▶ _YOUR OBJECTIVE_
Write out all entries word for word.

▶ _MATERIAL SUPPLIED_

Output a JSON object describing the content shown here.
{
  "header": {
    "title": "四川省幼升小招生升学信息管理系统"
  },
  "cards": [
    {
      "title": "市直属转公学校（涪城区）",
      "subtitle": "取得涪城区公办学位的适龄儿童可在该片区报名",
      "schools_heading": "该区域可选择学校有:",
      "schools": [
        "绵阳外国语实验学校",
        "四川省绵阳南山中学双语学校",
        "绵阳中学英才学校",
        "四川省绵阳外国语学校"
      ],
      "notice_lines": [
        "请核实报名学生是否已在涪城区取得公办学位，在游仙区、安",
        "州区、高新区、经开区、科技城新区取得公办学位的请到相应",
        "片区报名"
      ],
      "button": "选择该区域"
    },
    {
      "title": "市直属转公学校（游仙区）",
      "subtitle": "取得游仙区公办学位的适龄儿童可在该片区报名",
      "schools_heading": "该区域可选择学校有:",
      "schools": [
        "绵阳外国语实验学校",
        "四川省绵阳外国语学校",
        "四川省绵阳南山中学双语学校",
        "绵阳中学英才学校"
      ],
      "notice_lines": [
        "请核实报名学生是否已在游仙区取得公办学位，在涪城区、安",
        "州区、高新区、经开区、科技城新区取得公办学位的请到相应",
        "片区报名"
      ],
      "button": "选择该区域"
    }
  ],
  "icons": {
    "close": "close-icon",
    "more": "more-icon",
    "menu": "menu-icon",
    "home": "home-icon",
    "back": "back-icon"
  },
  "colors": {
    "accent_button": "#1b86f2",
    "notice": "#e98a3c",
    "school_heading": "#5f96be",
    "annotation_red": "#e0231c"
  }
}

▶ _RESULT FOR THIS TASK_
Output a JSON object describing the content shown here.
{
  "header": {
    "title": "四川省幼升小招生升学信息管理系统"
  },
  "cards": [
    {
      "title": "市直属转公学校（涪城区）",
      "subtitle": "取得涪城区公办学位的适龄儿童可在该片区报名",
      "schools_heading": "该区域可选择学校有:",
      "schools": [
        "绵阳外国语实验学校",
        "四川省绵阳南山中学双语学校",
        "绵阳中学英才学校",
        "四川省绵阳外国语学校"
      ],
      "notice_lines": [
        "请核实报名学生是否已在涪城区取得公办学位，在游仙区、安",
        "州区、高新区、经开区、科技城新区取得公办学位的请到相应",
        "片区报名"
      ],
      "button": "选择该区域"
    },
    {
      "title": "市直属转公学校（游仙区）",
      "subtitle": "取得游仙区公办学位的适龄儿童可在该片区报名",
      "schools_heading": "该区域可选择学校有:",
      "schools": [
        "绵阳外国语实验学校",
        "四川省绵阳外国语学校",
        "四川省绵阳南山中学双语学校",
        "绵阳中学英才学校"
      ],
      "notice_lines": [
        "请核实报名学生是否已在游仙区取得公办学位，在涪城区、安",
        "州区、高新区、经开区、科技城新区取得公办学位的请到相应",
        "片区报名"
      ],
      "button": "选择该区域"
    }
  ],
  "icons": {
    "close": "close-icon",
    "more": "more-icon",
    "menu": "menu-icon",
    "home": "home-icon",
    "back": "back-icon"
  },
  "colors": {
    "accent_button": "#1b86f2",
    "notice": "#e98a3c",
    "school_heading": "#5f96be",
    "annotation_red": "#e0231c"
  }
}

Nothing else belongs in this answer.